TASK DETAILS :: Pick out every line with the word "distance" and copy it.

::: SUPPLIED DATA :::

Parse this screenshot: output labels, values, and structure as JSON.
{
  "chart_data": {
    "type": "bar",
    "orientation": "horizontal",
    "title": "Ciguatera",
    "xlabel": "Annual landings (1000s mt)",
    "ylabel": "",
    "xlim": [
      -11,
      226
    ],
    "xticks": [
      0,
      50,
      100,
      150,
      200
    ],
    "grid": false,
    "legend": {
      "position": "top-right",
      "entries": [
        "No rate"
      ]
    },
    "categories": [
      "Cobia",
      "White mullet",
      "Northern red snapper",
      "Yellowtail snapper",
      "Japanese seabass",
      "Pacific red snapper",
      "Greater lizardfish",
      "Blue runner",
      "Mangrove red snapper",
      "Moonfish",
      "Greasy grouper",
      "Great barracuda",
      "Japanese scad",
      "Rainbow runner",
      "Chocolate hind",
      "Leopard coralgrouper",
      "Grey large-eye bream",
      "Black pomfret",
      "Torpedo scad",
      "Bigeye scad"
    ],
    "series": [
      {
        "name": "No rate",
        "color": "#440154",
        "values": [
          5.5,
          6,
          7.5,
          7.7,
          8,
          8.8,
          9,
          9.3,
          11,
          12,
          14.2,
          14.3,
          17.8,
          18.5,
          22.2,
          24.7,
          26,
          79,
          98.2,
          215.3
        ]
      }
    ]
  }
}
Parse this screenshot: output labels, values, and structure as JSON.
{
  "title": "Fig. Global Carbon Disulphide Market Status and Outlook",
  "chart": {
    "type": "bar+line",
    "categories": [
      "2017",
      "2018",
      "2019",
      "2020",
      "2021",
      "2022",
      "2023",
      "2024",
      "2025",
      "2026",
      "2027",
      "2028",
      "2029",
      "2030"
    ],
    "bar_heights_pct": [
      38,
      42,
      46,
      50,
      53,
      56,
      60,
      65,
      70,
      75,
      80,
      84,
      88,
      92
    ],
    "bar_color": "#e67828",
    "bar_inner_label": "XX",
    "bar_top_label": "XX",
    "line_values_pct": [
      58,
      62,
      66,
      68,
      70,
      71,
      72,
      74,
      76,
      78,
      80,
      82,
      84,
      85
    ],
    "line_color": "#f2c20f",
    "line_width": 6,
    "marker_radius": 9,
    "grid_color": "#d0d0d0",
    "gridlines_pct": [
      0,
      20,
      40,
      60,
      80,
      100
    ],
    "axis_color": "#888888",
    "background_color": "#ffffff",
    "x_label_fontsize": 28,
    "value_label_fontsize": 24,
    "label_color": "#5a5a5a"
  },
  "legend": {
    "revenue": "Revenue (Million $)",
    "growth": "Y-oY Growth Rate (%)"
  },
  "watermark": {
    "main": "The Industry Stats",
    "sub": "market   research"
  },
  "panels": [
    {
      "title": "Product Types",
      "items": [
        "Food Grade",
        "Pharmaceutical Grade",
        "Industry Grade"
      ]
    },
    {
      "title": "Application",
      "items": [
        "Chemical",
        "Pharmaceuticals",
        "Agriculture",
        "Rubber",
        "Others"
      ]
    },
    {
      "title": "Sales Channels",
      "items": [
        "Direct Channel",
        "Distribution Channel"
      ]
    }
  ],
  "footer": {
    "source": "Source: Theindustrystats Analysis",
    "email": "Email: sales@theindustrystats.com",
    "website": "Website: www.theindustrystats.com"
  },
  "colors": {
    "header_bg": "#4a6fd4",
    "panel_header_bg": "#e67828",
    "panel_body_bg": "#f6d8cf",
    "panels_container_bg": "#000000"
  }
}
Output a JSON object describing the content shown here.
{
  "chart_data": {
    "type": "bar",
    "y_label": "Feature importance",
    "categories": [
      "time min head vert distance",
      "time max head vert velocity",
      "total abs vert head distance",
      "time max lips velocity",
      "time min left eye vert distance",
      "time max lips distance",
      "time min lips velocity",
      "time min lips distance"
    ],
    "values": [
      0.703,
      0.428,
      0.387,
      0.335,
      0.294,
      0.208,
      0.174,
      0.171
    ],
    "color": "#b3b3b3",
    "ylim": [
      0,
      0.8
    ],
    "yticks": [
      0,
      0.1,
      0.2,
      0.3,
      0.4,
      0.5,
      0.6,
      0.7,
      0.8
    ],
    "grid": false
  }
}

:::

EXERCISE RESULT ::
      "time min head vert distance",
      "total abs vert head distance",
      "time min left eye vert distance",
      "time max lips distance",
      "time min lips distance"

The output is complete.